-- START OF Data to use --

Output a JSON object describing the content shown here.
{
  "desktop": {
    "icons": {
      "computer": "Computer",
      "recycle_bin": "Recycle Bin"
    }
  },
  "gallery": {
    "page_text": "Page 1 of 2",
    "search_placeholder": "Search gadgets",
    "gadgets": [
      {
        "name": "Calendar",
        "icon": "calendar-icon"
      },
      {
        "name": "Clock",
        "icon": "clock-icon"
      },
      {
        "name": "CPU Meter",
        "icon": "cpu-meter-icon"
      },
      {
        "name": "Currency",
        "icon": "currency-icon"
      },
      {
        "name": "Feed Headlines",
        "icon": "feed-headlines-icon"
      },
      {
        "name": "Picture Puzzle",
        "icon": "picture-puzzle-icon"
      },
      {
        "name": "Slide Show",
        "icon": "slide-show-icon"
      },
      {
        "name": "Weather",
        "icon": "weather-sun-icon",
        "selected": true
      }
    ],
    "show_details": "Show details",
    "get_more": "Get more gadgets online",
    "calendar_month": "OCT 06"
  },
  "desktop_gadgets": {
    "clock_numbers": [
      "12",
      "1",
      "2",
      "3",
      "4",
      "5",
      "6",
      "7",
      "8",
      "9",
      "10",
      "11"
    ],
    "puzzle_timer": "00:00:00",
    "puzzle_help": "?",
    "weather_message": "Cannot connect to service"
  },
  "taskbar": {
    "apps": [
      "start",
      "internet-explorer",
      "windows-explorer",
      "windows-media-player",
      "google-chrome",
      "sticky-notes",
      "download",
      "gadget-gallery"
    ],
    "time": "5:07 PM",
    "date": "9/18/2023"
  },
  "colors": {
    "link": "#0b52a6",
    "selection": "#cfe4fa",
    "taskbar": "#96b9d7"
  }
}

-- END OF Data to use --

Above are some records; extract every one of them exactly.

→ **Written response**
Output a JSON object describing the content shown here.
{
  "desktop": {
    "icons": {
      "computer": "Computer",
      "recycle_bin": "Recycle Bin"
    }
  },
  "gallery": {
    "page_text": "Page 1 of 2",
    "search_placeholder": "Search gadgets",
    "gadgets": [
      {
        "name": "Calendar",
        "icon": "calendar-icon"
      },
      {
        "name": "Clock",
        "icon": "clock-icon"
      },
      {
        "name": "CPU Meter",
        "icon": "cpu-meter-icon"
      },
      {
        "name": "Currency",
        "icon": "currency-icon"
      },
      {
        "name": "Feed Headlines",
        "icon": "feed-headlines-icon"
      },
      {
        "name": "Picture Puzzle",
        "icon": "picture-puzzle-icon"
      },
      {
        "name": "Slide Show",
        "icon": "slide-show-icon"
      },
      {
        "name": "Weather",
        "icon": "weather-sun-icon",
        "selected": true
      }
    ],
    "show_details": "Show details",
    "get_more": "Get more gadgets online",
    "calendar_month": "OCT 06"
  },
  "desktop_gadgets": {
    "clock_numbers": [
      "12",
      "1",
      "2",
      "3",
      "4",
      "5",
      "6",
      "7",
      "8",
      "9",
      "10",
      "11"
    ],
    "puzzle_timer": "00:00:00",
    "puzzle_help": "?",
    "weather_message": "Cannot connect to service"
  },
  "taskbar": {
    "apps": [
      "start",
      "internet-explorer",
      "windows-explorer",
      "windows-media-player",
      "google-chrome",
      "sticky-notes",
      "download",
      "gadget-gallery"
    ],
    "time": "5:07 PM",
    "date": "9/18/2023"
  },
  "colors": {
    "link": "#0b52a6",
    "selection": "#cfe4fa",
    "taskbar": "#96b9d7"
  }
}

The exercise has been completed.